Stored data:

* Start *

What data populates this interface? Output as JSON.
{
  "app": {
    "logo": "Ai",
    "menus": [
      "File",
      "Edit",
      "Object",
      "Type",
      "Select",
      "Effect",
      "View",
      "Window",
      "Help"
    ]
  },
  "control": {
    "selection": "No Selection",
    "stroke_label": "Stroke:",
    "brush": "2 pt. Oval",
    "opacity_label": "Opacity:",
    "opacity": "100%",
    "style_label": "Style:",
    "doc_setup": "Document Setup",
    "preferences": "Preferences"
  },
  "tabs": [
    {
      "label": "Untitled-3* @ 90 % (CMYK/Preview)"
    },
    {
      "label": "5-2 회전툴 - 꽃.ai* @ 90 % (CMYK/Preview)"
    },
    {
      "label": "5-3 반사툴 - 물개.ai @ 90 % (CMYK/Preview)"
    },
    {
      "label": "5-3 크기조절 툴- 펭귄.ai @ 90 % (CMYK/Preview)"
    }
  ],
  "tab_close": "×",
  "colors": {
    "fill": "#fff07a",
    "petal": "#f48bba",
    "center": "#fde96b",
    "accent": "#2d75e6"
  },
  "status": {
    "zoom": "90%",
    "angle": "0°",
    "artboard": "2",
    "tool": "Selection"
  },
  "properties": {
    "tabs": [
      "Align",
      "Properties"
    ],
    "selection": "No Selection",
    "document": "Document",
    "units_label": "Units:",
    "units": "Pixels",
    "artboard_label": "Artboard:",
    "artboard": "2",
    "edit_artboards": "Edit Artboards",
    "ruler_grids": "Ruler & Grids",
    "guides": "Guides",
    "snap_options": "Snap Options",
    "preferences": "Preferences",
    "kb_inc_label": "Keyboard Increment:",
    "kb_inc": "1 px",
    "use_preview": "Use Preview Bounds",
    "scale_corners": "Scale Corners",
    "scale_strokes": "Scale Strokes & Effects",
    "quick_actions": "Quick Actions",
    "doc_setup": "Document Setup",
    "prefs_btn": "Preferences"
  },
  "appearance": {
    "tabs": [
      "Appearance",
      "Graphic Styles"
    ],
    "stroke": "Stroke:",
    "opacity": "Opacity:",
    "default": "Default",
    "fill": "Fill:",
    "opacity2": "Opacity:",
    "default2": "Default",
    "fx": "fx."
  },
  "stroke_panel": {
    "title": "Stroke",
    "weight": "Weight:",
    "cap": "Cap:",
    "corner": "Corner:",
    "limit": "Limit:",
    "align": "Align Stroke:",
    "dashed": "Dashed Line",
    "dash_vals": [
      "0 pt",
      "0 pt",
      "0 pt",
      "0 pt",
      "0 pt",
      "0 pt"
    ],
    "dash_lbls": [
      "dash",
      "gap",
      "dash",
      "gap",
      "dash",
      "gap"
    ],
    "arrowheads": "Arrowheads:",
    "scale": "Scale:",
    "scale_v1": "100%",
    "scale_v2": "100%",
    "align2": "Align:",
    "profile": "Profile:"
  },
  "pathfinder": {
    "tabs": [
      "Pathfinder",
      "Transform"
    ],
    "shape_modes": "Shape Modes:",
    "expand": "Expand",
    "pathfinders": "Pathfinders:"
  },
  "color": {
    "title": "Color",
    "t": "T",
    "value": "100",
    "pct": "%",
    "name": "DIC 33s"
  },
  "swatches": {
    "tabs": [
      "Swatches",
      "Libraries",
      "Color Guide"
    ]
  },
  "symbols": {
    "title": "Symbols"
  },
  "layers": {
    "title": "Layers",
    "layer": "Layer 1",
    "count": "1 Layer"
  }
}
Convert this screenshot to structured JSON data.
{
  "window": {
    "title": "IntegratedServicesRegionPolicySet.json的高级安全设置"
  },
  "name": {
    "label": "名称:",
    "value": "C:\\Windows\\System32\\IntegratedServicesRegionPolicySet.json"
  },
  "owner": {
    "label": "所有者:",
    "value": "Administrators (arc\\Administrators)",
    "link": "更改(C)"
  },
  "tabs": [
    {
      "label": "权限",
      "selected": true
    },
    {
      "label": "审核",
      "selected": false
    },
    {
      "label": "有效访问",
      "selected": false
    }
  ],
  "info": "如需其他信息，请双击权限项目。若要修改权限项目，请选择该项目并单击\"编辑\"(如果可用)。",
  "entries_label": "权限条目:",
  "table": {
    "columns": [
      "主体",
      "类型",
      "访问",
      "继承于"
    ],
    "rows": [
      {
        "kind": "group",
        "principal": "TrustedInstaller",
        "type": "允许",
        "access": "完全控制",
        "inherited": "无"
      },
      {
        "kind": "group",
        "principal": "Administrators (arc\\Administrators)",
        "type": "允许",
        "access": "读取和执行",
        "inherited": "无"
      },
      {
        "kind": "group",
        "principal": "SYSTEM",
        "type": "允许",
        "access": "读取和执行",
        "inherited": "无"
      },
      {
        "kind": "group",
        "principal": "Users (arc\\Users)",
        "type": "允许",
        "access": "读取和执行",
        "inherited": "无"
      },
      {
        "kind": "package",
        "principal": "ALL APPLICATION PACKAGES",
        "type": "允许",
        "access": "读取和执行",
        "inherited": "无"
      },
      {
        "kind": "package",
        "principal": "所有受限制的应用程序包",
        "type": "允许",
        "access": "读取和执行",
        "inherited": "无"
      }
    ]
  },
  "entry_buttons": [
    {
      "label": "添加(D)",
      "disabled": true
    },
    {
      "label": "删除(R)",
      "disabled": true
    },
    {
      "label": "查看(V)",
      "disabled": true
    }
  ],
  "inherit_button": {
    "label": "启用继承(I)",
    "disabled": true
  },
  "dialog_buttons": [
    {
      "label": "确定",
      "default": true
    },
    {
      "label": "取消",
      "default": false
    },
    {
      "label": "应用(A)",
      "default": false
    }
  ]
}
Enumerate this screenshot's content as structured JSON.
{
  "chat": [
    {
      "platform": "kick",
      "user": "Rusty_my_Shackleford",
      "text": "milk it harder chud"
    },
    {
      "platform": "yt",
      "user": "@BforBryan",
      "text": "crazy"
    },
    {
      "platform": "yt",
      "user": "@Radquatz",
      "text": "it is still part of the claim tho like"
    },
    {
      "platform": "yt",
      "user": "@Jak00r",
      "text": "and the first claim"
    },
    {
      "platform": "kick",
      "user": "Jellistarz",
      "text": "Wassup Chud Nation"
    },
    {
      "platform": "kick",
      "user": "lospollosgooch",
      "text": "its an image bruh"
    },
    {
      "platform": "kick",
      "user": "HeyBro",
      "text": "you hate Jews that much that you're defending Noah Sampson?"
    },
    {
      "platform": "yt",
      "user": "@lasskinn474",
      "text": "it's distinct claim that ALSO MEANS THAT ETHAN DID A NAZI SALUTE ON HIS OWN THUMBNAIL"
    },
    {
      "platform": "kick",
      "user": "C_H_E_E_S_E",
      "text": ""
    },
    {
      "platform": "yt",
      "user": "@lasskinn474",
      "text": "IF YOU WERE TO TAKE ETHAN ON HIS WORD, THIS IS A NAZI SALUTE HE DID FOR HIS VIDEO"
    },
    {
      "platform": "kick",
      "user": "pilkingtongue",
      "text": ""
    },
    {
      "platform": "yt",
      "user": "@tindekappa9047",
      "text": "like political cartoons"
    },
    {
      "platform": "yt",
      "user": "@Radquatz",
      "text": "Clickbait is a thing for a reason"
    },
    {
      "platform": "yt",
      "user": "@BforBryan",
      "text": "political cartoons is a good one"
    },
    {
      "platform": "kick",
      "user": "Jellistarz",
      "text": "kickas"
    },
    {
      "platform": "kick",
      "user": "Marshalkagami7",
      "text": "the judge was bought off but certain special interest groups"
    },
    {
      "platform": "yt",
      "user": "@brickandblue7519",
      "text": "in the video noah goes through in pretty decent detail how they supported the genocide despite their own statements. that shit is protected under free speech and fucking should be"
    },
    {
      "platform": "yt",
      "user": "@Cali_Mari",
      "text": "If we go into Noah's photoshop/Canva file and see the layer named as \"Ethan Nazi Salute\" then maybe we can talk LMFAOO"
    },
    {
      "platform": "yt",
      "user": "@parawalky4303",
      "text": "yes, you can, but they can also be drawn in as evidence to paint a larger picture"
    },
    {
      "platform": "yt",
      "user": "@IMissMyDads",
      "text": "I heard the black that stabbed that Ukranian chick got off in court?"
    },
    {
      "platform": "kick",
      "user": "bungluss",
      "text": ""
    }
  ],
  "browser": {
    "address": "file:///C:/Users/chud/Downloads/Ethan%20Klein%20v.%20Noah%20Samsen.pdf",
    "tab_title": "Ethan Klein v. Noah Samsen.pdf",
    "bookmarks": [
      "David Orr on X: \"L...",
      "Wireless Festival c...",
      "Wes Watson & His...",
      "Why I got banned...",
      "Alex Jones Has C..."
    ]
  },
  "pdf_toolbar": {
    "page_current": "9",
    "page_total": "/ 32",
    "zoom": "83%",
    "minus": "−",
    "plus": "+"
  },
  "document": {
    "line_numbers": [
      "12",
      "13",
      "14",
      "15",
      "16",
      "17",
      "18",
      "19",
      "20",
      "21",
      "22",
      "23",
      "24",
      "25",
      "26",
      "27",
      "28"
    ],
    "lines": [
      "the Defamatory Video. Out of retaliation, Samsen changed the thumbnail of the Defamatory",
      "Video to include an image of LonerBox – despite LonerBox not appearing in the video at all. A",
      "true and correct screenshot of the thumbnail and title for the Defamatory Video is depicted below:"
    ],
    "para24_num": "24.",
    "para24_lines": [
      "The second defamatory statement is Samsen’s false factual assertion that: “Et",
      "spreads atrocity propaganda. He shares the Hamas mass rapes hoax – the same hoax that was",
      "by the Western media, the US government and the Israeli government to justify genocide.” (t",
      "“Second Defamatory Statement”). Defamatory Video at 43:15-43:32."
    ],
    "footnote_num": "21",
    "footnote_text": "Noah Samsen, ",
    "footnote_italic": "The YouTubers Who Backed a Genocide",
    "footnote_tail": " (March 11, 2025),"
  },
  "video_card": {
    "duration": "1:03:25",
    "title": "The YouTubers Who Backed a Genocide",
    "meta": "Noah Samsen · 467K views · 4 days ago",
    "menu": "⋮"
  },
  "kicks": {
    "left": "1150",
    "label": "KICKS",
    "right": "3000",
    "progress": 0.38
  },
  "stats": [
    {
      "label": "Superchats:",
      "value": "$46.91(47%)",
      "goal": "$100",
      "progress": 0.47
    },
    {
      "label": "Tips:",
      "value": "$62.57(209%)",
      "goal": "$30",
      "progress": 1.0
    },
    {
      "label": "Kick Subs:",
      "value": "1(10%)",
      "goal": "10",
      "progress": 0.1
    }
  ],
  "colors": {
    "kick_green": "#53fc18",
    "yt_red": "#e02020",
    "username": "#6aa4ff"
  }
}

* End *

## What needs to be done
Scan the lines for the string "despite". Copy out each line that matches.

## Completed exercise
      "text": "in the video noah goes through in pretty decent detail how they supported the genocide despite their own statements. that shit is protected under free speech and fucking should be"
      "Video to include an image of LonerBox – despite LonerBox not appearing in the video at all. A",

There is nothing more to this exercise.